What you should do:
Of all the lines in the data below, how many contain "ylabel"? Report that number alone.

>> Start Material for this task

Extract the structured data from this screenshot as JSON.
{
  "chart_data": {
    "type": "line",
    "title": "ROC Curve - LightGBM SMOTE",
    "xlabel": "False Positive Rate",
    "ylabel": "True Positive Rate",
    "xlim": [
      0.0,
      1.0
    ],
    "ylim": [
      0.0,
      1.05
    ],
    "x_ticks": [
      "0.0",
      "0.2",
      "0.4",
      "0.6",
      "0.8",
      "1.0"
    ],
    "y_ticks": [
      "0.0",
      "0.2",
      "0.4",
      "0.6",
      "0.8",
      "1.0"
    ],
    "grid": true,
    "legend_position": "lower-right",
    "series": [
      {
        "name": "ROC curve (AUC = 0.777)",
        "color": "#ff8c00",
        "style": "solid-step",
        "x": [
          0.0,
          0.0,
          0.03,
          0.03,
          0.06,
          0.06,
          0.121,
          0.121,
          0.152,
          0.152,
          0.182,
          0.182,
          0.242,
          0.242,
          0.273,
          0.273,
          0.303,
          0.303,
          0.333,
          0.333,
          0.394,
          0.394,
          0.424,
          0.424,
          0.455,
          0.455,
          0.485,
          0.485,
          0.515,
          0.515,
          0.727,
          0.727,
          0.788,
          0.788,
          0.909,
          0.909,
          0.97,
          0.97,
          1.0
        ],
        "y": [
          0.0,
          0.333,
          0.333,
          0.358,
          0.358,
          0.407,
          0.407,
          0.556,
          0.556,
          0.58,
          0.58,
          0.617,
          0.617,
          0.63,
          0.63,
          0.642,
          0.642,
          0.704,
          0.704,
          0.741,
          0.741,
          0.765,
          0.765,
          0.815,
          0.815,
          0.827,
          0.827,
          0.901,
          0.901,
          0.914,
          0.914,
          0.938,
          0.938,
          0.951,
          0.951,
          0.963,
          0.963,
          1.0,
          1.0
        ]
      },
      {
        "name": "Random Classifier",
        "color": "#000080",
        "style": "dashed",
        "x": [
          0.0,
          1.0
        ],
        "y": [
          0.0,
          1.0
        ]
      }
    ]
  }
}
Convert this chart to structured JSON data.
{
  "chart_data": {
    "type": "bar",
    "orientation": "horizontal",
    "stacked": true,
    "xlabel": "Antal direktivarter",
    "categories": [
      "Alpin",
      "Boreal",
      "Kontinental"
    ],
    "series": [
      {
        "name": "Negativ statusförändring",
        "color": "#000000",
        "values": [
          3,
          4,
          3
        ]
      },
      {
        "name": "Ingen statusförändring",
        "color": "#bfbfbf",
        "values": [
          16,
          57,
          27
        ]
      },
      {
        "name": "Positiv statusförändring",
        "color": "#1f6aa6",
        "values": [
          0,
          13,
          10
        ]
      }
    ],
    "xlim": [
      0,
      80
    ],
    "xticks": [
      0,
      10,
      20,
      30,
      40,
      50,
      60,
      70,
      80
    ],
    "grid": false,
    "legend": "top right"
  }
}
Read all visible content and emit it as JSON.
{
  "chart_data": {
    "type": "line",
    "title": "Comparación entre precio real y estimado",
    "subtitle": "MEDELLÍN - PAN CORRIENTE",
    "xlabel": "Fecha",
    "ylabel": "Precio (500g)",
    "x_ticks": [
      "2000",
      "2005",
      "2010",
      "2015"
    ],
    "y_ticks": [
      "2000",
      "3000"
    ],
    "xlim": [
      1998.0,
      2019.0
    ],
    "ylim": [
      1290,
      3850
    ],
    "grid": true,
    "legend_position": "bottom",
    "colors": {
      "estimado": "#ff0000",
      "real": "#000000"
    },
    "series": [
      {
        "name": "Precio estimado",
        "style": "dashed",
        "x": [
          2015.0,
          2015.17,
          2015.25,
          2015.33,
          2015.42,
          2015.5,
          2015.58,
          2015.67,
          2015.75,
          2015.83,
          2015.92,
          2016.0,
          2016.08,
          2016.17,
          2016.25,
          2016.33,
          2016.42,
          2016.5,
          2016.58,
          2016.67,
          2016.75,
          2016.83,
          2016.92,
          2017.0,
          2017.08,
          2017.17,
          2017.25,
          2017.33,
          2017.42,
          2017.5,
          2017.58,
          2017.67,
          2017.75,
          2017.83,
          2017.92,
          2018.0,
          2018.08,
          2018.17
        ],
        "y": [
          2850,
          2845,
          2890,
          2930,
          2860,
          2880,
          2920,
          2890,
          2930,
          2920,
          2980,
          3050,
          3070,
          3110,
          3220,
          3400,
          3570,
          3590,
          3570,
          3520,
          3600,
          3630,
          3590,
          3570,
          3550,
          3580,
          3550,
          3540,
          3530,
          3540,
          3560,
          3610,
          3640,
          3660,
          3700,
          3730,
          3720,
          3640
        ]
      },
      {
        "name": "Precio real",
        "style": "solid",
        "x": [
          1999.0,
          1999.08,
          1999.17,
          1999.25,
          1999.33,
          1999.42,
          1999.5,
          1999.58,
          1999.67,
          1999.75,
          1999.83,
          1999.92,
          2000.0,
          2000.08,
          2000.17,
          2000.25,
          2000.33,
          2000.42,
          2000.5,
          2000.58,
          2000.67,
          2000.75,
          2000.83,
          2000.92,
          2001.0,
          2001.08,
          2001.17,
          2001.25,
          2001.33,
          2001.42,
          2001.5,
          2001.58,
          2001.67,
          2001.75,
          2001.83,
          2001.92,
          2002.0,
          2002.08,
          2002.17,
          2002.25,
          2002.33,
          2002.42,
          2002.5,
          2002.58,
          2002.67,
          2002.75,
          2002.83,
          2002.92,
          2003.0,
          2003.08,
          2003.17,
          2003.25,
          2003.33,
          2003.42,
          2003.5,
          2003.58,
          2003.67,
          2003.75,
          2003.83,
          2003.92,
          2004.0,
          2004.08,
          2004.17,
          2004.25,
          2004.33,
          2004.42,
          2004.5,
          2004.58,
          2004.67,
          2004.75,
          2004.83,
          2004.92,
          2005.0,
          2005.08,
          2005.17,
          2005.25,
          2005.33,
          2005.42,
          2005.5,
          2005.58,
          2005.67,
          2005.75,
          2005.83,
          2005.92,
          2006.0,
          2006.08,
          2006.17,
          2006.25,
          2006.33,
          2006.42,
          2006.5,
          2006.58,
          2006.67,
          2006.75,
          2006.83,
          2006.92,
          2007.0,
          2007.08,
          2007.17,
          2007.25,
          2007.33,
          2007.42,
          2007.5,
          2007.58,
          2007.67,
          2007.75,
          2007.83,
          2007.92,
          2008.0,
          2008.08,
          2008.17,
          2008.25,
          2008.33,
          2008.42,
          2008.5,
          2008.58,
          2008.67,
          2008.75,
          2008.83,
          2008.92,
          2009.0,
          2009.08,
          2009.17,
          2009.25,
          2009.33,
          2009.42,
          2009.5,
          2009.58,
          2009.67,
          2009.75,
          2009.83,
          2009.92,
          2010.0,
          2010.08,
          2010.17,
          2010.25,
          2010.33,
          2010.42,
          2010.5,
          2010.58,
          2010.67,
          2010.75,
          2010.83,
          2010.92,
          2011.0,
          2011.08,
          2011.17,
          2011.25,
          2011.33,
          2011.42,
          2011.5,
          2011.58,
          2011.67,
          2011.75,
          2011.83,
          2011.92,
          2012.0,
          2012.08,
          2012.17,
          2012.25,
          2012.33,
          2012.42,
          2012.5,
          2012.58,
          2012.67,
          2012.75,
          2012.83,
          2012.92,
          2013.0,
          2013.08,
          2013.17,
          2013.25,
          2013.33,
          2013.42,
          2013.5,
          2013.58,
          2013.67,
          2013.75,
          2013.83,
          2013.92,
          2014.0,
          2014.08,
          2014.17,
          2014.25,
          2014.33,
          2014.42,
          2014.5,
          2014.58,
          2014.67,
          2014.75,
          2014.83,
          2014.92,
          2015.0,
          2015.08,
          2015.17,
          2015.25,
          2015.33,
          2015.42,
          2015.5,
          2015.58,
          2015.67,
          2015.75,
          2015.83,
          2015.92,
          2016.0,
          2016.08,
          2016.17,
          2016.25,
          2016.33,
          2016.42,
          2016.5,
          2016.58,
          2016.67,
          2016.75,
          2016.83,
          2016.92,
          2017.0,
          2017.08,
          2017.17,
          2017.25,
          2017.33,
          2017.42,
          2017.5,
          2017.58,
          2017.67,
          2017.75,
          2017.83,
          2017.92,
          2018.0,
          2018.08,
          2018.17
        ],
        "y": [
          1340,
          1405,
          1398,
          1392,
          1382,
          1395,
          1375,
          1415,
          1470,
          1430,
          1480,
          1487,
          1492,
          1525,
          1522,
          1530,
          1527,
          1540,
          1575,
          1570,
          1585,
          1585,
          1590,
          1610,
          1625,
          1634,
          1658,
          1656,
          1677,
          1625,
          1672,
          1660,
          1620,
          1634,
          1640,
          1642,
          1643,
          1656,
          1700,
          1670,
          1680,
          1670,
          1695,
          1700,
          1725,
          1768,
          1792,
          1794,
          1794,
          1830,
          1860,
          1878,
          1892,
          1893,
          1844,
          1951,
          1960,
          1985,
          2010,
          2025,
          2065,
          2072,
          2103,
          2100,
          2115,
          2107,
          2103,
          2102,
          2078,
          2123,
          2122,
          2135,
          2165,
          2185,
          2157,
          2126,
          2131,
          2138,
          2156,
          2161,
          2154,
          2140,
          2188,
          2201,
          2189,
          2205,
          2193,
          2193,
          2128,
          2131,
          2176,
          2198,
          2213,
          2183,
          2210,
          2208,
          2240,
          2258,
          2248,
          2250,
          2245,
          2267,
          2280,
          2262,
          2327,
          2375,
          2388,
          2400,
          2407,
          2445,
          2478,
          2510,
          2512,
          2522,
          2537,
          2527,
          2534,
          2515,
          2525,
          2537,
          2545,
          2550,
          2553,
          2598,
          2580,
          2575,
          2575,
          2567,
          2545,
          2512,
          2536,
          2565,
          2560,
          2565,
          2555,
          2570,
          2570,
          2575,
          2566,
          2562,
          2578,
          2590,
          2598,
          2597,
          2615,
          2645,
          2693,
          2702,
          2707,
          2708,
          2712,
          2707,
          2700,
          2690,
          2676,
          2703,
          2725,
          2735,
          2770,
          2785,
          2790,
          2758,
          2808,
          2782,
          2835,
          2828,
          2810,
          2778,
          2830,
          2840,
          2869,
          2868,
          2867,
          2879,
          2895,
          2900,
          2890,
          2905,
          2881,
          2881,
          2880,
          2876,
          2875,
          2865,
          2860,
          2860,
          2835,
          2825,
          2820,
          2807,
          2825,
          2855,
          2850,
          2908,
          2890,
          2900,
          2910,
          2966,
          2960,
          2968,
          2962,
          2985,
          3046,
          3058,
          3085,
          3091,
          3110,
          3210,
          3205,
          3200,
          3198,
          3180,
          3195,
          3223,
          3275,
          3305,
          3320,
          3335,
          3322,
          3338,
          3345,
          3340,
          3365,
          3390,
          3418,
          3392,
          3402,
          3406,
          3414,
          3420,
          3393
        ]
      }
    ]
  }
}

>> End Material for this task

Completed exercise:
2